** To do **
Could you output each line of the data that follows exactly?
********
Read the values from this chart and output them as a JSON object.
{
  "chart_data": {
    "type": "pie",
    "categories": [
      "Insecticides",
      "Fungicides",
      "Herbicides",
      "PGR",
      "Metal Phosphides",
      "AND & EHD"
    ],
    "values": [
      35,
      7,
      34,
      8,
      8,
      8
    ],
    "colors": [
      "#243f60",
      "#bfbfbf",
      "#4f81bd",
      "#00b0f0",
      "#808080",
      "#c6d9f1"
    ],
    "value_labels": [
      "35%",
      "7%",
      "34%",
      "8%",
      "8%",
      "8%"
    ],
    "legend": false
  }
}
********
** The result **
Read the values from this chart and output them as a JSON object.
{
  "chart_data": {
    "type": "pie",
    "categories": [
      "Insecticides",
      "Fungicides",
      "Herbicides",
      "PGR",
      "Metal Phosphides",
      "AND & EHD"
    ],
    "values": [
      35,
      7,
      34,
      8,
      8,
      8
    ],
    "colors": [
      "#243f60",
      "#bfbfbf",
      "#4f81bd",
      "#00b0f0",
      "#808080",
      "#c6d9f1"
    ],
    "value_labels": [
      "35%",
      "7%",
      "34%",
      "8%",
      "8%",
      "8%"
    ],
    "legend": false
  }
}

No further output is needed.